### What is required
Make an exact copy of all the data.

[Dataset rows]
######
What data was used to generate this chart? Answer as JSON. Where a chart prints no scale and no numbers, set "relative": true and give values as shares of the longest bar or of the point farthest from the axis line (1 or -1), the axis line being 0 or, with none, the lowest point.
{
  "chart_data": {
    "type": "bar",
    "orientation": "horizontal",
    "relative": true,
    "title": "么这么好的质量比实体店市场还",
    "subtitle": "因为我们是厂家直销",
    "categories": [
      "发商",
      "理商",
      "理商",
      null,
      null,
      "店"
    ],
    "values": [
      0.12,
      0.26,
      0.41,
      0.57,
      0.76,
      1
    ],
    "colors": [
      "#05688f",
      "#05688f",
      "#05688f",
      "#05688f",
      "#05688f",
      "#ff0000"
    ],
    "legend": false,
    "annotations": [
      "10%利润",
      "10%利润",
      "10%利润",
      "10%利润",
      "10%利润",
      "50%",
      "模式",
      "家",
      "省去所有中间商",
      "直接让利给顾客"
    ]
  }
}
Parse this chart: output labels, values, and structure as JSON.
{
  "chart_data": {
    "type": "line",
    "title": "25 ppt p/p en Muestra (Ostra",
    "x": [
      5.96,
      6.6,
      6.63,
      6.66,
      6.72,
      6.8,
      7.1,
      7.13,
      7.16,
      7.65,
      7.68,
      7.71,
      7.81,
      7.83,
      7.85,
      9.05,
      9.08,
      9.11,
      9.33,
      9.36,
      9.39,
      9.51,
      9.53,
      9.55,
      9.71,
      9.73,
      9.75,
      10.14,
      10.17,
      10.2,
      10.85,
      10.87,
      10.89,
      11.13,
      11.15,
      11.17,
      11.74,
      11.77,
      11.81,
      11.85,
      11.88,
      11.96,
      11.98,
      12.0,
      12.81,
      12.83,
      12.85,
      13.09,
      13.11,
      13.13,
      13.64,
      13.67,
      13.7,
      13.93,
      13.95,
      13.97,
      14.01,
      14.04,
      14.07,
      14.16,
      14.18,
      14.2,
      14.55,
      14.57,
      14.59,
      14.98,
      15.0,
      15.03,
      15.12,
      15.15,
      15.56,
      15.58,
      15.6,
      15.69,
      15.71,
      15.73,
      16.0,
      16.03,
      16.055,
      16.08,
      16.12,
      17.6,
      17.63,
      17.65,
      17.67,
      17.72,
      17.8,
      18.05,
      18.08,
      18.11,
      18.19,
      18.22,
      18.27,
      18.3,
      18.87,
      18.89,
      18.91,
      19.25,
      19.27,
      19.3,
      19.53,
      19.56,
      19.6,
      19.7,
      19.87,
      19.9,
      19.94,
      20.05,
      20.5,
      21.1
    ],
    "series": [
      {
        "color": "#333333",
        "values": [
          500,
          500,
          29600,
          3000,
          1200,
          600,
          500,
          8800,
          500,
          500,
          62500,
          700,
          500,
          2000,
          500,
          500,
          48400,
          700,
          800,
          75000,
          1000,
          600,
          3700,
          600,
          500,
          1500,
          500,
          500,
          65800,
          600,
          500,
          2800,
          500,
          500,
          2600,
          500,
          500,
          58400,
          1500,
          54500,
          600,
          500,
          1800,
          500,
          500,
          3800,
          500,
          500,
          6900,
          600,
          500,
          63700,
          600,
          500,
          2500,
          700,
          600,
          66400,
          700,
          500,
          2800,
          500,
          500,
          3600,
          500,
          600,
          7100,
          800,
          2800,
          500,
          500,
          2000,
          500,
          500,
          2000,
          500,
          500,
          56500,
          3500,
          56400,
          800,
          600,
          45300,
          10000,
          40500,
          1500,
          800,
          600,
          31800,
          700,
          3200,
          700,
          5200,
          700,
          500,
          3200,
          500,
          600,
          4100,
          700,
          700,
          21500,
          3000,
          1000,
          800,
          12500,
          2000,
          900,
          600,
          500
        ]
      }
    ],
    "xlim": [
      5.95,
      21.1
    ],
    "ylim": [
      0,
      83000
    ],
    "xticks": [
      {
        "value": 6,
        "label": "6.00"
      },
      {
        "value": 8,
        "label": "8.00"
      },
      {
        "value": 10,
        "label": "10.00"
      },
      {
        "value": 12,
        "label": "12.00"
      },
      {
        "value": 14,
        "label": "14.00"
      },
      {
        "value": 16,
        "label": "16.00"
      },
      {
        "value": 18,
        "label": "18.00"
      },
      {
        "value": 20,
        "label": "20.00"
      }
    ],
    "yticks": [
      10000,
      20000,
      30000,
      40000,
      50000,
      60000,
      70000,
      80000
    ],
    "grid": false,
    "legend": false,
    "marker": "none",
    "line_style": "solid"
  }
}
######
### Solution for this exercise
What data was used to generate this chart? Answer as JSON. Where a chart prints no scale and no numbers, set "relative": true and give values as shares of the longest bar or of the point farthest from the axis line (1 or -1), the axis line being 0 or, with none, the lowest point.
{
  "chart_data": {
    "type": "bar",
    "orientation": "horizontal",
    "relative": true,
    "title": "么这么好的质量比实体店市场还",
    "subtitle": "因为我们是厂家直销",
    "categories": [
      "发商",
      "理商",
      "理商",
      null,
      null,
      "店"
    ],
    "values": [
      0.12,
      0.26,
      0.41,
      0.57,
      0.76,
      1
    ],
    "colors": [
      "#05688f",
      "#05688f",
      "#05688f",
      "#05688f",
      "#05688f",
      "#ff0000"
    ],
    "legend": false,
    "annotations": [
      "10%利润",
      "10%利润",
      "10%利润",
      "10%利润",
      "10%利润",
      "50%",
      "模式",
      "家",
      "省去所有中间商",
      "直接让利给顾客"
    ]
  }
}
Parse this chart: output labels, values, and structure as JSON.
{
  "chart_data": {
    "type": "line",
    "title": "25 ppt p/p en Muestra (Ostra",
    "x": [
      5.96,
      6.6,
      6.63,
      6.66,
      6.72,
      6.8,
      7.1,
      7.13,
      7.16,
      7.65,
      7.68,
      7.71,
      7.81,
      7.83,
      7.85,
      9.05,
      9.08,
      9.11,
      9.33,
      9.36,
      9.39,
      9.51,
      9.53,
      9.55,
      9.71,
      9.73,
      9.75,
      10.14,
      10.17,
      10.2,
      10.85,
      10.87,
      10.89,
      11.13,
      11.15,
      11.17,
      11.74,
      11.77,
      11.81,
      11.85,
      11.88,
      11.96,
      11.98,
      12.0,
      12.81,
      12.83,
      12.85,
      13.09,
      13.11,
      13.13,
      13.64,
      13.67,
      13.7,
      13.93,
      13.95,
      13.97,
      14.01,
      14.04,
      14.07,
      14.16,
      14.18,
      14.2,
      14.55,
      14.57,
      14.59,
      14.98,
      15.0,
      15.03,
      15.12,
      15.15,
      15.56,
      15.58,
      15.6,
      15.69,
      15.71,
      15.73,
      16.0,
      16.03,
      16.055,
      16.08,
      16.12,
      17.6,
      17.63,
      17.65,
      17.67,
      17.72,
      17.8,
      18.05,
      18.08,
      18.11,
      18.19,
      18.22,
      18.27,
      18.3,
      18.87,
      18.89,
      18.91,
      19.25,
      19.27,
      19.3,
      19.53,
      19.56,
      19.6,
      19.7,
      19.87,
      19.9,
      19.94,
      20.05,
      20.5,
      21.1
    ],
    "series": [
      {
        "color": "#333333",
        "values": [
          500,
          500,
          29600,
          3000,
          1200,
          600,
          500,
          8800,
          500,
          500,
          62500,
          700,
          500,
          2000,
          500,
          500,
          48400,
          700,
          800,
          75000,
          1000,
          600,
          3700,
          600,
          500,
          1500,
          500,
          500,
          65800,
          600,
          500,
          2800,
          500,
          500,
          2600,
          500,
          500,
          58400,
          1500,
          54500,
          600,
          500,
          1800,
          500,
          500,
          3800,
          500,
          500,
          6900,
          600,
          500,
          63700,
          600,
          500,
          2500,
          700,
          600,
          66400,
          700,
          500,
          2800,
          500,
          500,
          3600,
          500,
          600,
          7100,
          800,
          2800,
          500,
          500,
          2000,
          500,
          500,
          2000,
          500,
          500,
          56500,
          3500,
          56400,
          800,
          600,
          45300,
          10000,
          40500,
          1500,
          800,
          600,
          31800,
          700,
          3200,
          700,
          5200,
          700,
          500,
          3200,
          500,
          600,
          4100,
          700,
          700,
          21500,
          3000,
          1000,
          800,
          12500,
          2000,
          900,
          600,
          500
        ]
      }
    ],
    "xlim": [
      5.95,
      21.1
    ],
    "ylim": [
      0,
      83000
    ],
    "xticks": [
      {
        "value": 6,
        "label": "6.00"
      },
      {
        "value": 8,
        "label": "8.00"
      },
      {
        "value": 10,
        "label": "10.00"
      },
      {
        "value": 12,
        "label": "12.00"
      },
      {
        "value": 14,
        "label": "14.00"
      },
      {
        "value": 16,
        "label": "16.00"
      },
      {
        "value": 18,
        "label": "18.00"
      },
      {
        "value": 20,
        "label": "20.00"
      }
    ],
    "yticks": [
      10000,
      20000,
      30000,
      40000,
      50000,
      60000,
      70000,
      80000
    ],
    "grid": false,
    "legend": false,
    "marker": "none",
    "line_style": "solid"
  }
}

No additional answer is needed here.